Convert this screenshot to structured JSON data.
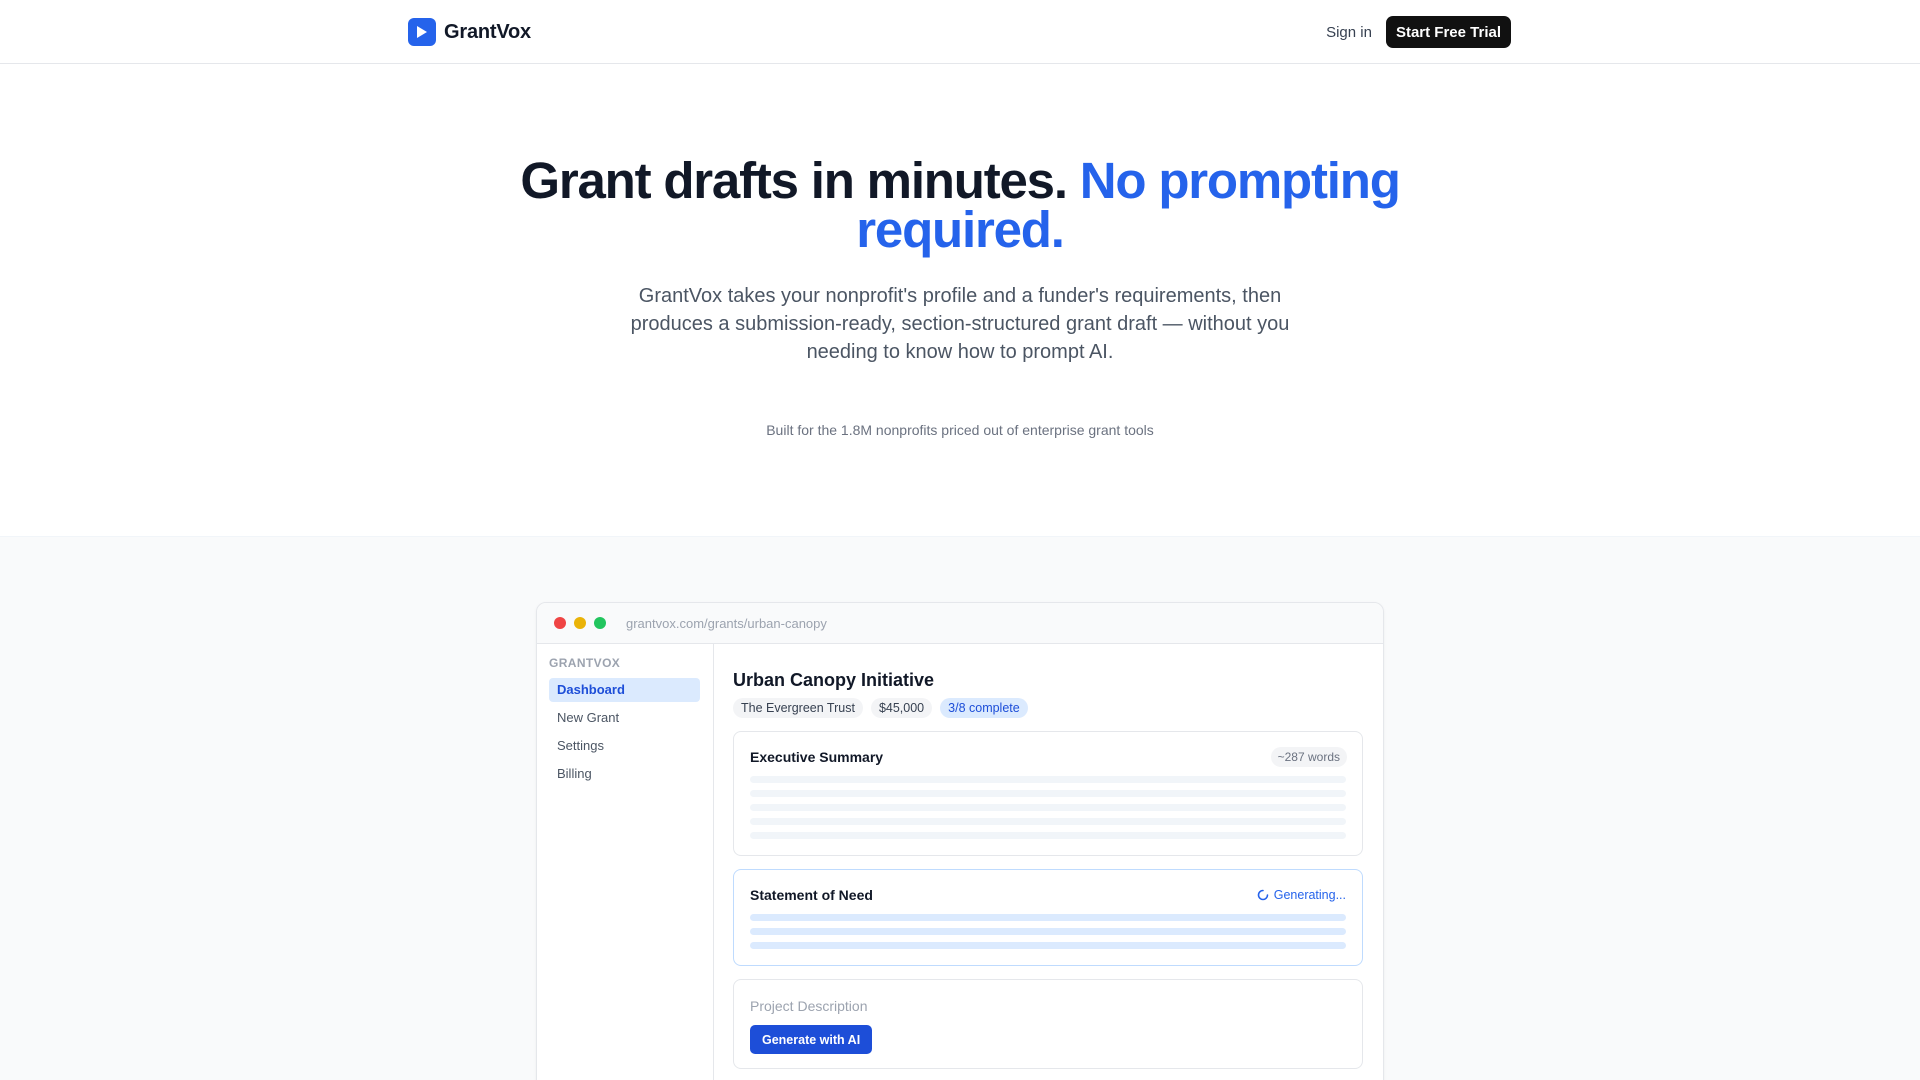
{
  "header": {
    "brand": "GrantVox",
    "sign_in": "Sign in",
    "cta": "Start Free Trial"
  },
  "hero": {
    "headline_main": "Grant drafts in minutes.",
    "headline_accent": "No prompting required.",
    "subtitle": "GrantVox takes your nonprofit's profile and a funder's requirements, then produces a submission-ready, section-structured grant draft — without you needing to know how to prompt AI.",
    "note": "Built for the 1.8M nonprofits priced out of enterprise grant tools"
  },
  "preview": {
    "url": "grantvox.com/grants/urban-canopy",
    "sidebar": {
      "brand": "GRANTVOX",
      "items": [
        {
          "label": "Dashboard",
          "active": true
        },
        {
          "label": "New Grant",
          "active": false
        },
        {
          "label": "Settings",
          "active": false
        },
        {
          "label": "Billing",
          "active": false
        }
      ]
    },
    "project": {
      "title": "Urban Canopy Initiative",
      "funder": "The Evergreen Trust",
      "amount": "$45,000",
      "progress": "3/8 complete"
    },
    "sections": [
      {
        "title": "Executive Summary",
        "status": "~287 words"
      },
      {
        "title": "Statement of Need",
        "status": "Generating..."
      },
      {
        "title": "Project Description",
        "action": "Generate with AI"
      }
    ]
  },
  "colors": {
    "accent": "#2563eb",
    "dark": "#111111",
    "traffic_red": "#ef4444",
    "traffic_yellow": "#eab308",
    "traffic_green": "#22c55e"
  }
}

◆ ◆ ◆ ◆ ◆ ◆ ◆

_Description of the task:_ Reproduce the full listing above verbatim, with no pictures included.

_Response for this exercise:_
Convert this screenshot to structured JSON data.
{
  "header": {
    "brand": "GrantVox",
    "sign_in": "Sign in",
    "cta": "Start Free Trial"
  },
  "hero": {
    "headline_main": "Grant drafts in minutes.",
    "headline_accent": "No prompting required.",
    "subtitle": "GrantVox takes your nonprofit's profile and a funder's requirements, then produces a submission-ready, section-structured grant draft — without you needing to know how to prompt AI.",
    "note": "Built for the 1.8M nonprofits priced out of enterprise grant tools"
  },
  "preview": {
    "url": "grantvox.com/grants/urban-canopy",
    "sidebar": {
      "brand": "GRANTVOX",
      "items": [
        {
          "label": "Dashboard",
          "active": true
        },
        {
          "label": "New Grant",
          "active": false
        },
        {
          "label": "Settings",
          "active": false
        },
        {
          "label": "Billing",
          "active": false
        }
      ]
    },
    "project": {
      "title": "Urban Canopy Initiative",
      "funder": "The Evergreen Trust",
      "amount": "$45,000",
      "progress": "3/8 complete"
    },
    "sections": [
      {
        "title": "Executive Summary",
        "status": "~287 words"
      },
      {
        "title": "Statement of Need",
        "status": "Generating..."
      },
      {
        "title": "Project Description",
        "action": "Generate with AI"
      }
    ]
  },
  "colors": {
    "accent": "#2563eb",
    "dark": "#111111",
    "traffic_red": "#ef4444",
    "traffic_yellow": "#eab308",
    "traffic_green": "#22c55e"
  }
}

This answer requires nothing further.